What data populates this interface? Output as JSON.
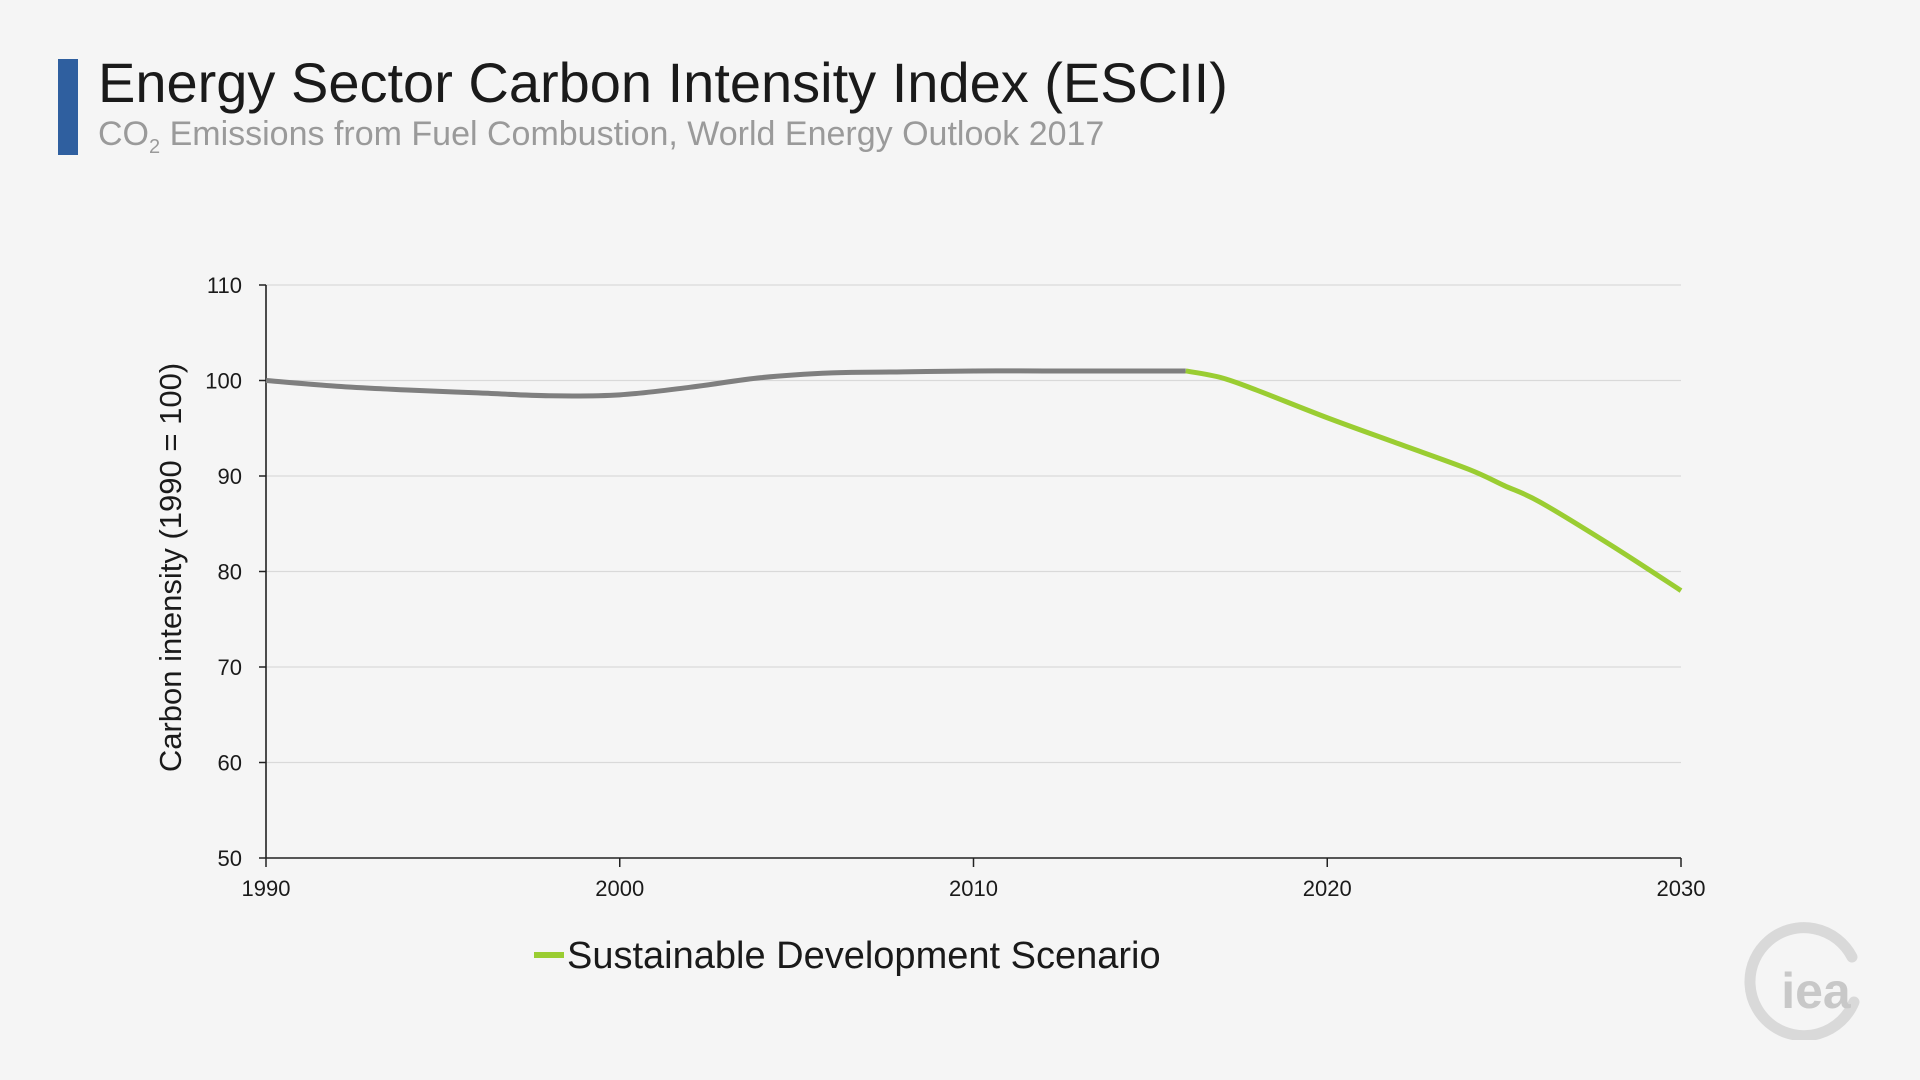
{
  "header": {
    "title": "Energy Sector Carbon Intensity Index (ESCII)",
    "subtitle_prefix": "CO",
    "subtitle_sub": "2",
    "subtitle_suffix": " Emissions from Fuel Combustion, World Energy Outlook 2017"
  },
  "logo": {
    "text": "iea"
  },
  "colors": {
    "accent": "#2f5f9f",
    "historical": "#7f7f7f",
    "scenario": "#9acd32",
    "grid": "#d9d9d9",
    "axis": "#222222"
  },
  "chart_data": {
    "type": "line",
    "ylabel": "Carbon intensity (1990 = 100)",
    "xlabel": "",
    "xlim": [
      1990,
      2030
    ],
    "ylim": [
      50,
      110
    ],
    "x_ticks": [
      1990,
      2000,
      2010,
      2020,
      2030
    ],
    "y_ticks": [
      50,
      60,
      70,
      80,
      90,
      100,
      110
    ],
    "grid": true,
    "legend_position": "bottom-center",
    "series": [
      {
        "key": "historical",
        "color": "#7f7f7f",
        "x": [
          1990,
          1992,
          1994,
          1996,
          1998,
          2000,
          2002,
          2004,
          2006,
          2008,
          2010,
          2012,
          2014,
          2016
        ],
        "y": [
          100.0,
          99.4,
          99.0,
          98.7,
          98.4,
          98.5,
          99.3,
          100.3,
          100.8,
          100.9,
          101.0,
          101.0,
          101.0,
          101.0
        ]
      },
      {
        "key": "sds",
        "name": "Sustainable Development Scenario",
        "color": "#9acd32",
        "x": [
          2016,
          2017,
          2018,
          2020,
          2022,
          2024,
          2025,
          2026,
          2028,
          2030
        ],
        "y": [
          101.0,
          100.3,
          99.0,
          96.1,
          93.4,
          90.7,
          89.0,
          87.3,
          82.8,
          78.0
        ]
      }
    ]
  }
}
* * * *
### [TASK DESCRIPTION]
Pull out all lines from the entries above that include the word "Carbon".

### [EXERCISE OUTPUT]
    "title": "Energy Sector Carbon Intensity Index (ESCII)",
    "ylabel": "Carbon intensity (1990 = 100)",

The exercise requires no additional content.